**Records from a collection of figures:**
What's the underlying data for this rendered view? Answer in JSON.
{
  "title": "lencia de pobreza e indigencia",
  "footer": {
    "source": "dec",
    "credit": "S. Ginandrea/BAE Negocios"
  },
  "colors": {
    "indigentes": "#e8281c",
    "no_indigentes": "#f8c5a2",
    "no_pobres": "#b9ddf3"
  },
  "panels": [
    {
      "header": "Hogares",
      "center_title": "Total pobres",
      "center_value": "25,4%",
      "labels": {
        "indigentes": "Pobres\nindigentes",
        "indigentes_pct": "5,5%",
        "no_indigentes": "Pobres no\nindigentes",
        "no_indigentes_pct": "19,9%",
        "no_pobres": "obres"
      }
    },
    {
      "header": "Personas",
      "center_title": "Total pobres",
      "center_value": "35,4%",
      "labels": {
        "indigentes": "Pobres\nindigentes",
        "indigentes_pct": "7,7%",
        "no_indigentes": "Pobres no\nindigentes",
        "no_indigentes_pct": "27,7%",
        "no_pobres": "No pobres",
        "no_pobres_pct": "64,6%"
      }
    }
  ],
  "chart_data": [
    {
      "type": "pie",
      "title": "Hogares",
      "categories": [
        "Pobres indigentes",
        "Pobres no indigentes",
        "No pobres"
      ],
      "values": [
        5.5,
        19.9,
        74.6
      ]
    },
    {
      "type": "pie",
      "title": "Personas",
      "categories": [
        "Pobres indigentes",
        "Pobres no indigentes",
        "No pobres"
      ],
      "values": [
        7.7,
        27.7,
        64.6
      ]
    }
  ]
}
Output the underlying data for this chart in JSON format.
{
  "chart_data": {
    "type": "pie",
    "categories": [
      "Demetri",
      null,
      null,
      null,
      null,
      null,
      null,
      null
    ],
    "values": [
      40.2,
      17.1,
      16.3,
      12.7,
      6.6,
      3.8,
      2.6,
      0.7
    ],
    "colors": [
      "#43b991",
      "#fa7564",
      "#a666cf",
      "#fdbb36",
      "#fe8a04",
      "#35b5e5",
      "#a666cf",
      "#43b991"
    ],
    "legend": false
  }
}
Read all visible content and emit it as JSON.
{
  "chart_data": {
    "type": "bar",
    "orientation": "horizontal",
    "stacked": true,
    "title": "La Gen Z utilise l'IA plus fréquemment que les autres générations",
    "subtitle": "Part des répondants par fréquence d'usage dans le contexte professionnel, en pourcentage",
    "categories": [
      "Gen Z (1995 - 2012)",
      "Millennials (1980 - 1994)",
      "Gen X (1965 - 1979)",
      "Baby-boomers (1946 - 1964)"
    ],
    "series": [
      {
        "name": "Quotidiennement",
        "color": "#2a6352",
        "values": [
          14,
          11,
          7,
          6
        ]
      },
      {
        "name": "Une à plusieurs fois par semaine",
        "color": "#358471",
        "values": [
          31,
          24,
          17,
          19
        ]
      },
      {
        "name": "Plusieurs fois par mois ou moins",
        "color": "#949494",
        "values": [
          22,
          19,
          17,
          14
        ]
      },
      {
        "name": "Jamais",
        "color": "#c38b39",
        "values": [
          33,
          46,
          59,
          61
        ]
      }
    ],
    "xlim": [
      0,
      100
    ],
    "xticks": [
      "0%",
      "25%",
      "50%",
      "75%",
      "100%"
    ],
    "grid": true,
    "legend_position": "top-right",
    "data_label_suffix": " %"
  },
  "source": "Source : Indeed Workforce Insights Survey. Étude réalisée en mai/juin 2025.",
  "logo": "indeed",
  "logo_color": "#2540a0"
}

**PROBLEM DETAILS:**
Using the records above, please retype only the run of lines from the line holding "Output the underlying" through the last line, both ends included.

**COMPLETED EXERCISE:**
Output the underlying data for this chart in JSON format.
{
  "chart_data": {
    "type": "pie",
    "categories": [
      "Demetri",
      null,
      null,
      null,
      null,
      null,
      null,
      null
    ],
    "values": [
      40.2,
      17.1,
      16.3,
      12.7,
      6.6,
      3.8,
      2.6,
      0.7
    ],
    "colors": [
      "#43b991",
      "#fa7564",
      "#a666cf",
      "#fdbb36",
      "#fe8a04",
      "#35b5e5",
      "#a666cf",
      "#43b991"
    ],
    "legend": false
  }
}
Read all visible content and emit it as JSON.
{
  "chart_data": {
    "type": "bar",
    "orientation": "horizontal",
    "stacked": true,
    "title": "La Gen Z utilise l'IA plus fréquemment que les autres générations",
    "subtitle": "Part des répondants par fréquence d'usage dans le contexte professionnel, en pourcentage",
    "categories": [
      "Gen Z (1995 - 2012)",
      "Millennials (1980 - 1994)",
      "Gen X (1965 - 1979)",
      "Baby-boomers (1946 - 1964)"
    ],
    "series": [
      {
        "name": "Quotidiennement",
        "color": "#2a6352",
        "values": [
          14,
          11,
          7,
          6
        ]
      },
      {
        "name": "Une à plusieurs fois par semaine",
        "color": "#358471",
        "values": [
          31,
          24,
          17,
          19
        ]
      },
      {
        "name": "Plusieurs fois par mois ou moins",
        "color": "#949494",
        "values": [
          22,
          19,
          17,
          14
        ]
      },
      {
        "name": "Jamais",
        "color": "#c38b39",
        "values": [
          33,
          46,
          59,
          61
        ]
      }
    ],
    "xlim": [
      0,
      100
    ],
    "xticks": [
      "0%",
      "25%",
      "50%",
      "75%",
      "100%"
    ],
    "grid": true,
    "legend_position": "top-right",
    "data_label_suffix": " %"
  },
  "source": "Source : Indeed Workforce Insights Survey. Étude réalisée en mai/juin 2025.",
  "logo": "indeed",
  "logo_color": "#2540a0"
}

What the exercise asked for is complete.